Leave out the pictures and transcribe the rest of the records exactly.
-- Start of EXTRACTED MATERIAL --
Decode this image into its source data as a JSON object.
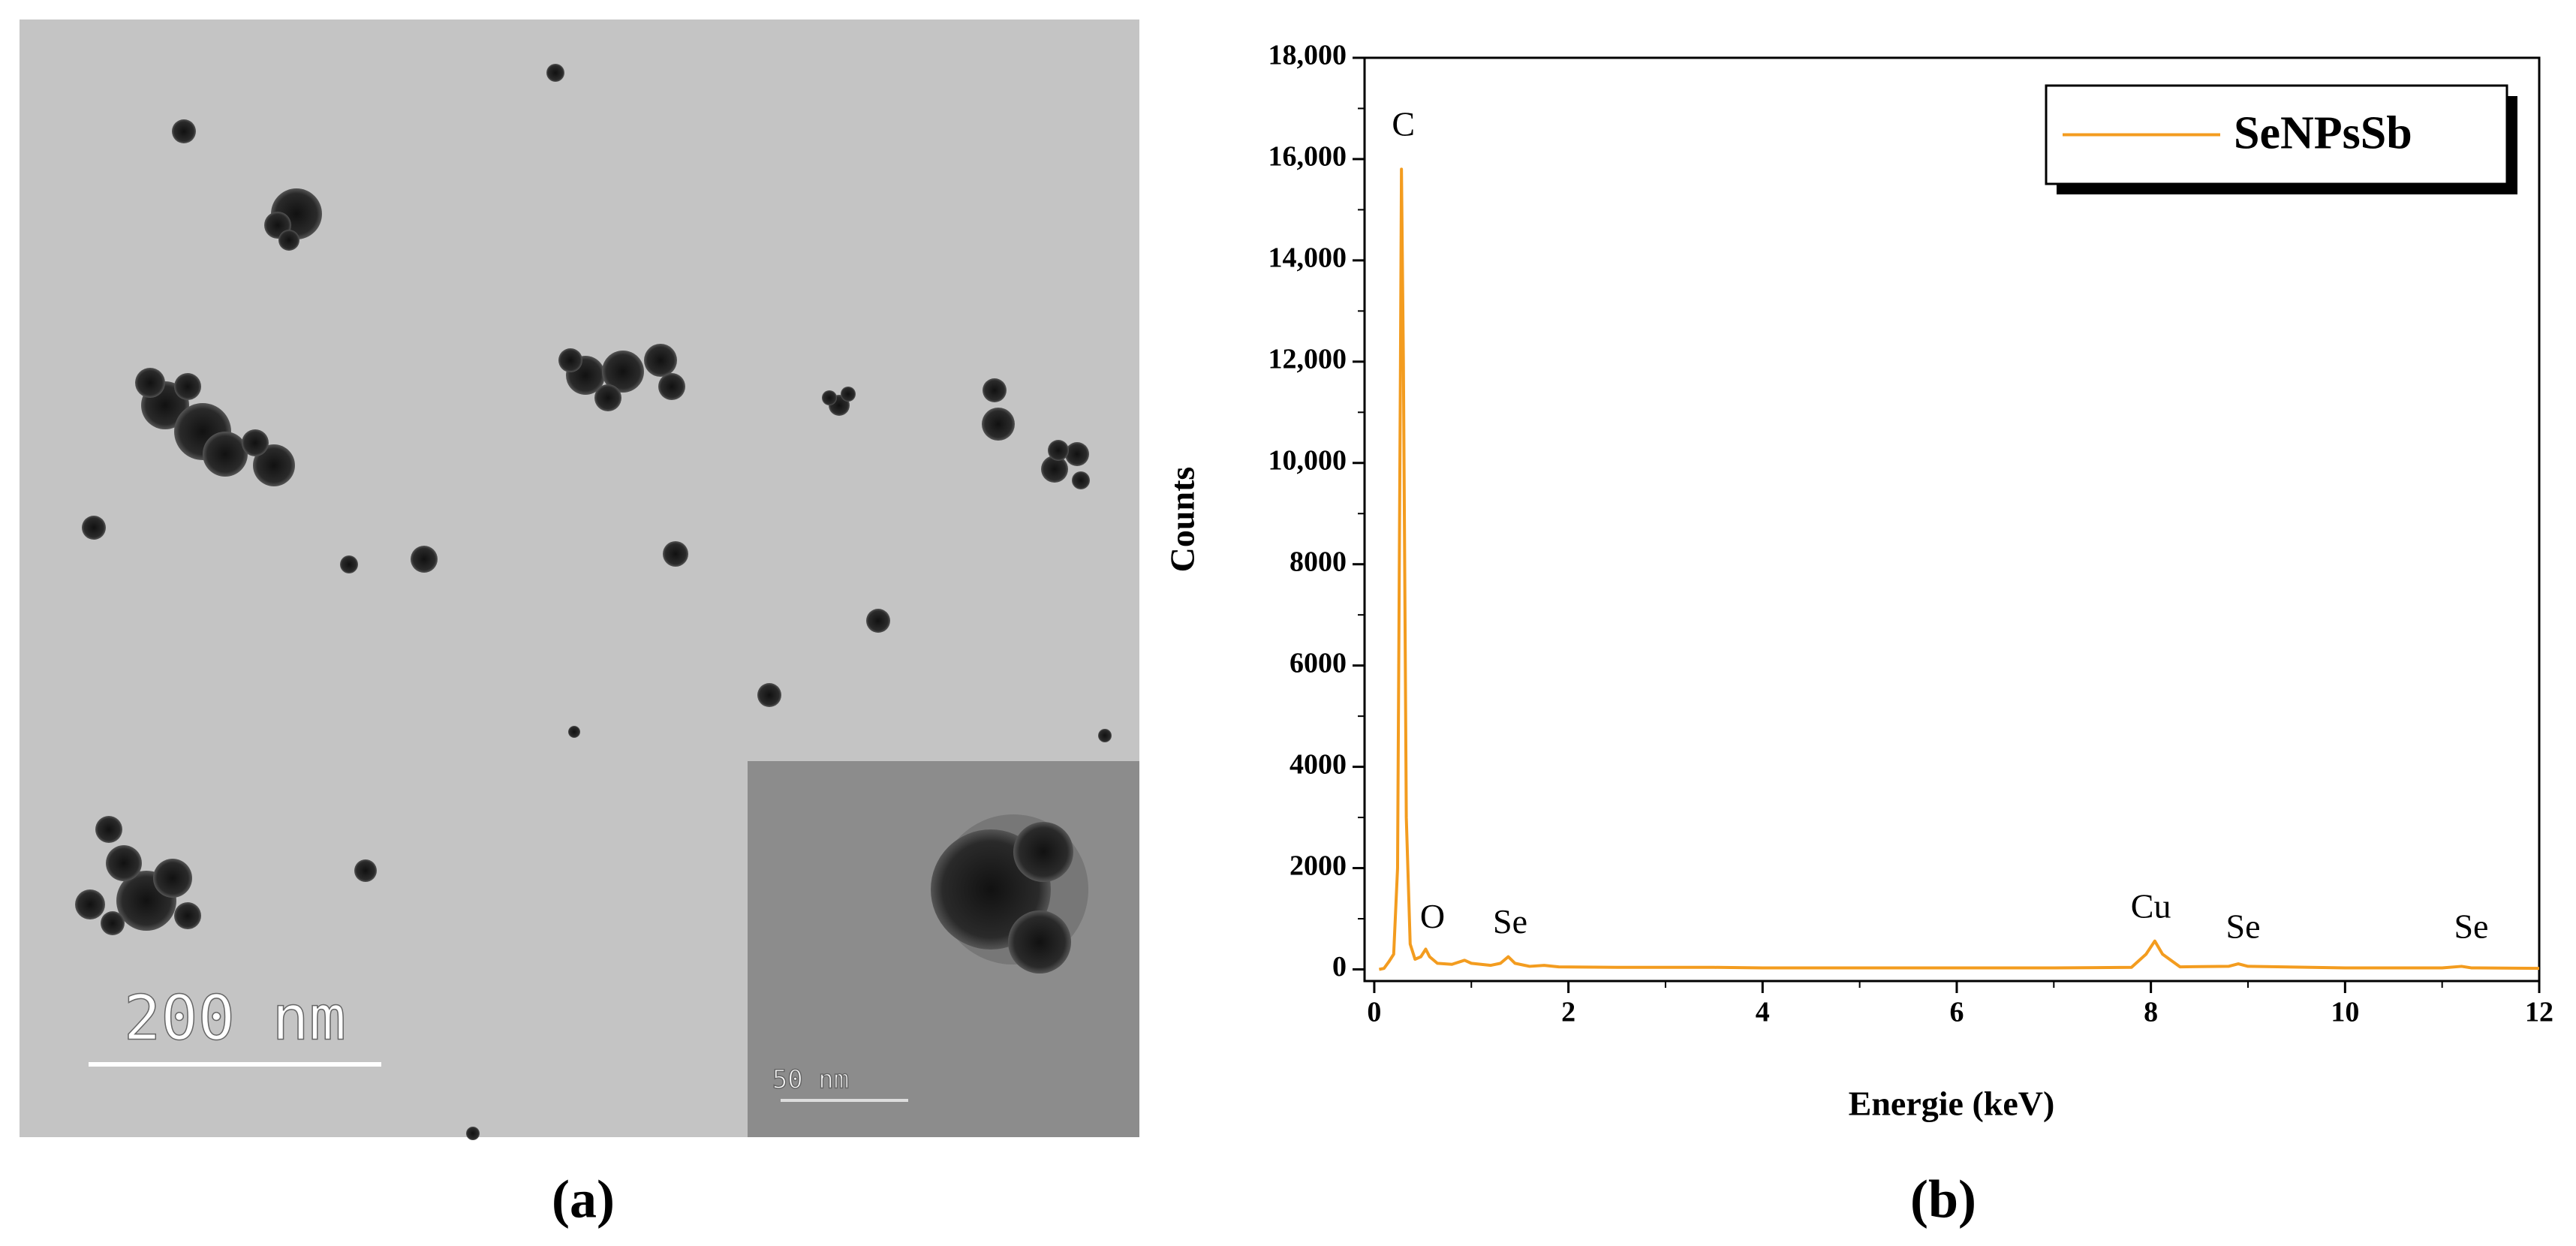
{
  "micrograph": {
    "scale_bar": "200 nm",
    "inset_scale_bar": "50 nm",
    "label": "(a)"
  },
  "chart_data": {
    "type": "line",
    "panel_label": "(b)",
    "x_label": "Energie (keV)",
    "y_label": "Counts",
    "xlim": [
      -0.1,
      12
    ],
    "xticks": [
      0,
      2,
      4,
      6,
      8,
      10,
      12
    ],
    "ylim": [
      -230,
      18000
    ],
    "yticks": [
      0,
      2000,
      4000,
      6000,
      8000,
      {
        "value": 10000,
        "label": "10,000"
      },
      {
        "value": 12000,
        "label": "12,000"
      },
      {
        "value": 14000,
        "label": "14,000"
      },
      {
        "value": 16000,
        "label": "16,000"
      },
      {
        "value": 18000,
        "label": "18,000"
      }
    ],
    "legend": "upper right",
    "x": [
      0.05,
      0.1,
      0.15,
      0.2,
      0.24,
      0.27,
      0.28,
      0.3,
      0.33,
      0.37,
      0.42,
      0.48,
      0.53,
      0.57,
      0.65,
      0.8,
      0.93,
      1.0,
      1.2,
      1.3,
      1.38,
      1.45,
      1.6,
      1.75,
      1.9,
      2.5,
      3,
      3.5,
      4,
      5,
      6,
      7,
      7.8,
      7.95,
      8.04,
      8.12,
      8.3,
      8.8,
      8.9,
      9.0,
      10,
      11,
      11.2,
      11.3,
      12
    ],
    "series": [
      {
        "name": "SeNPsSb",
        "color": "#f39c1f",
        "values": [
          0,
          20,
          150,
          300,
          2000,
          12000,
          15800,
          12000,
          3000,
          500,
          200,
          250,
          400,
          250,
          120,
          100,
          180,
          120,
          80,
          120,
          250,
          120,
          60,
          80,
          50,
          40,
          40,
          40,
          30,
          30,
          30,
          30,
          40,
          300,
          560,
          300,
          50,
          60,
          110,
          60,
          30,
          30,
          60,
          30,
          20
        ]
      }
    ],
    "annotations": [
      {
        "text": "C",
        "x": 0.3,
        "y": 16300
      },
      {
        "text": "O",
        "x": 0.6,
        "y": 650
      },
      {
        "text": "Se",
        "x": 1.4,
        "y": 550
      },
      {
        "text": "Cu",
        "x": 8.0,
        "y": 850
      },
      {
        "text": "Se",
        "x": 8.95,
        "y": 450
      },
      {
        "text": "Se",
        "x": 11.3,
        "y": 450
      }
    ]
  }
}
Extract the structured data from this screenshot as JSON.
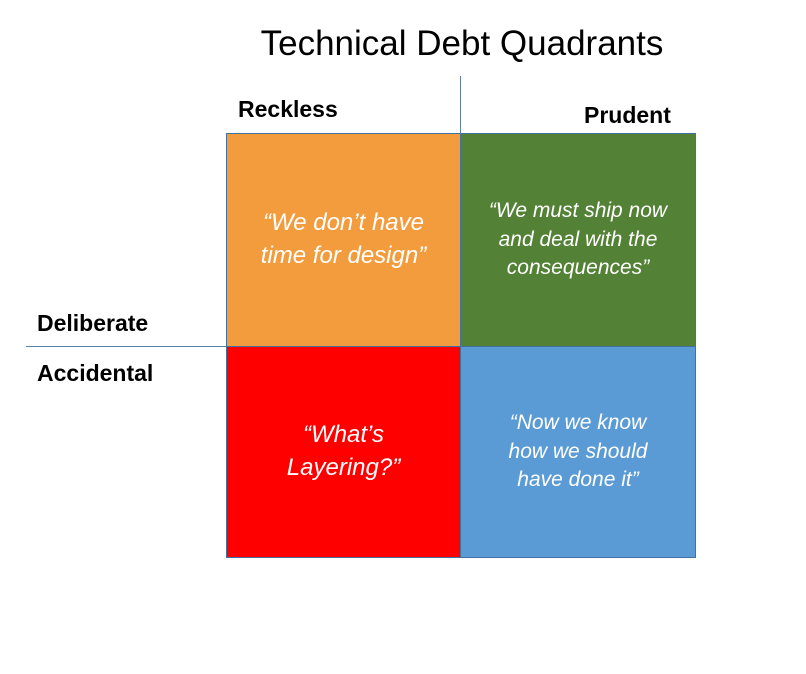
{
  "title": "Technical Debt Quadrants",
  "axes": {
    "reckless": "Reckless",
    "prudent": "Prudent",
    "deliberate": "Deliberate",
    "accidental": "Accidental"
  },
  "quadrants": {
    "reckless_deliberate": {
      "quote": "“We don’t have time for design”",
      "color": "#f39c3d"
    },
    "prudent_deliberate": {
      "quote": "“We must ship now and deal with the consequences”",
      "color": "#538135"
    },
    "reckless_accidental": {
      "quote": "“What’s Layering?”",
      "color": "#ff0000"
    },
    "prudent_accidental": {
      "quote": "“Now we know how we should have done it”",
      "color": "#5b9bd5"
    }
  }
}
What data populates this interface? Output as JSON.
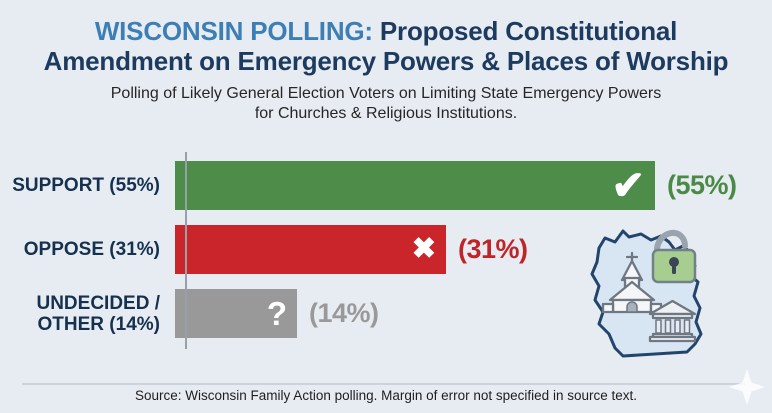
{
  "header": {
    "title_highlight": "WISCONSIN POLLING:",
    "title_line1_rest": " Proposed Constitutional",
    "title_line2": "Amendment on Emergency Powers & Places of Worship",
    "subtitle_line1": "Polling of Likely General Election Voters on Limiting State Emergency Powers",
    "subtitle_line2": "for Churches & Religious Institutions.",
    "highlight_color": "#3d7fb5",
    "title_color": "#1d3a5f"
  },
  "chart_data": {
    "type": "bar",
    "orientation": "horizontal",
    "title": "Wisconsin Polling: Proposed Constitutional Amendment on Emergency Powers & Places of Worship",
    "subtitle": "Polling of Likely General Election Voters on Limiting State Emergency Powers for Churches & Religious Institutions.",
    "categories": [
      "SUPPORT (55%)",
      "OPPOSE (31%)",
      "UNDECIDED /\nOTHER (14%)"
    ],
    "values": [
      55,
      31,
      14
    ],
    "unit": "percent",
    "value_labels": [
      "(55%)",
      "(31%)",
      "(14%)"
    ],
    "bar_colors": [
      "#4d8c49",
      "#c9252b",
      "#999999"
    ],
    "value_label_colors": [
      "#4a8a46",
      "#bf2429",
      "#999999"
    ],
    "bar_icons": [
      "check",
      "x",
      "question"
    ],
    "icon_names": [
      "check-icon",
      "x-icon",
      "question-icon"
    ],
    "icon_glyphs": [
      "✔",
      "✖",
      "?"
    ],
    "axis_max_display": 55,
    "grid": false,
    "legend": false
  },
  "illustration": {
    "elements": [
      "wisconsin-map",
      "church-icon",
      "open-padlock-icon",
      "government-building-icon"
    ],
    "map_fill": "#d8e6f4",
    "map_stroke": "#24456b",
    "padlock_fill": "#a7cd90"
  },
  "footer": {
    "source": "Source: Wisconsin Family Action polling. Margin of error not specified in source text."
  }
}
-- End of EXTRACTED MATERIAL --
* **THE COMPLETED TASK**
Decode this image into its source data as a JSON object.
{
  "micrograph": {
    "scale_bar": "200 nm",
    "inset_scale_bar": "50 nm",
    "label": "(a)"
  },
  "chart_data": {
    "type": "line",
    "panel_label": "(b)",
    "x_label": "Energie (keV)",
    "y_label": "Counts",
    "xlim": [
      -0.1,
      12
    ],
    "xticks": [
      0,
      2,
      4,
      6,
      8,
      10,
      12
    ],
    "ylim": [
      -230,
      18000
    ],
    "yticks": [
      0,
      2000,
      4000,
      6000,
      8000,
      {
        "value": 10000,
        "label": "10,000"
      },
      {
        "value": 12000,
        "label": "12,000"
      },
      {
        "value": 14000,
        "label": "14,000"
      },
      {
        "value": 16000,
        "label": "16,000"
      },
      {
        "value": 18000,
        "label": "18,000"
      }
    ],
    "legend": "upper right",
    "x": [
      0.05,
      0.1,
      0.15,
      0.2,
      0.24,
      0.27,
      0.28,
      0.3,
      0.33,
      0.37,
      0.42,
      0.48,
      0.53,
      0.57,
      0.65,
      0.8,
      0.93,
      1.0,
      1.2,
      1.3,
      1.38,
      1.45,
      1.6,
      1.75,
      1.9,
      2.5,
      3,
      3.5,
      4,
      5,
      6,
      7,
      7.8,
      7.95,
      8.04,
      8.12,
      8.3,
      8.8,
      8.9,
      9.0,
      10,
      11,
      11.2,
      11.3,
      12
    ],
    "series": [
      {
        "name": "SeNPsSb",
        "color": "#f39c1f",
        "values": [
          0,
          20,
          150,
          300,
          2000,
          12000,
          15800,
          12000,
          3000,
          500,
          200,
          250,
          400,
          250,
          120,
          100,
          180,
          120,
          80,
          120,
          250,
          120,
          60,
          80,
          50,
          40,
          40,
          40,
          30,
          30,
          30,
          30,
          40,
          300,
          560,
          300,
          50,
          60,
          110,
          60,
          30,
          30,
          60,
          30,
          20
        ]
      }
    ],
    "annotations": [
      {
        "text": "C",
        "x": 0.3,
        "y": 16300
      },
      {
        "text": "O",
        "x": 0.6,
        "y": 650
      },
      {
        "text": "Se",
        "x": 1.4,
        "y": 550
      },
      {
        "text": "Cu",
        "x": 8.0,
        "y": 850
      },
      {
        "text": "Se",
        "x": 8.95,
        "y": 450
      },
      {
        "text": "Se",
        "x": 11.3,
        "y": 450
      }
    ]
  }
}
Extract the structured data from this screenshot as JSON.
{
  "title": "Technical Debt Quadrants",
  "axes": {
    "reckless": "Reckless",
    "prudent": "Prudent",
    "deliberate": "Deliberate",
    "accidental": "Accidental"
  },
  "quadrants": {
    "reckless_deliberate": {
      "quote": "“We don’t have time for design”",
      "color": "#f39c3d"
    },
    "prudent_deliberate": {
      "quote": "“We must ship now and deal with the consequences”",
      "color": "#538135"
    },
    "reckless_accidental": {
      "quote": "“What’s Layering?”",
      "color": "#ff0000"
    },
    "prudent_accidental": {
      "quote": "“Now we know how we should have done it”",
      "color": "#5b9bd5"
    }
  }
}
What data populates this interface? Output as JSON.
{
  "header": {
    "title_highlight": "WISCONSIN POLLING:",
    "title_line1_rest": " Proposed Constitutional",
    "title_line2": "Amendment on Emergency Powers & Places of Worship",
    "subtitle_line1": "Polling of Likely General Election Voters on Limiting State Emergency Powers",
    "subtitle_line2": "for Churches & Religious Institutions.",
    "highlight_color": "#3d7fb5",
    "title_color": "#1d3a5f"
  },
  "chart_data": {
    "type": "bar",
    "orientation": "horizontal",
    "title": "Wisconsin Polling: Proposed Constitutional Amendment on Emergency Powers & Places of Worship",
    "subtitle": "Polling of Likely General Election Voters on Limiting State Emergency Powers for Churches & Religious Institutions.",
    "categories": [
      "SUPPORT (55%)",
      "OPPOSE (31%)",
      "UNDECIDED /\nOTHER (14%)"
    ],
    "values": [
      55,
      31,
      14
    ],
    "unit": "percent",
    "value_labels": [
      "(55%)",
      "(31%)",
      "(14%)"
    ],
    "bar_colors": [
      "#4d8c49",
      "#c9252b",
      "#999999"
    ],
    "value_label_colors": [
      "#4a8a46",
      "#bf2429",
      "#999999"
    ],
    "bar_icons": [
      "check",
      "x",
      "question"
    ],
    "icon_names": [
      "check-icon",
      "x-icon",
      "question-icon"
    ],
    "icon_glyphs": [
      "✔",
      "✖",
      "?"
    ],
    "axis_max_display": 55,
    "grid": false,
    "legend": false
  },
  "illustration": {
    "elements": [
      "wisconsin-map",
      "church-icon",
      "open-padlock-icon",
      "government-building-icon"
    ],
    "map_fill": "#d8e6f4",
    "map_stroke": "#24456b",
    "padlock_fill": "#a7cd90"
  },
  "footer": {
    "source": "Source: Wisconsin Family Action polling. Margin of error not specified in source text."
  }
}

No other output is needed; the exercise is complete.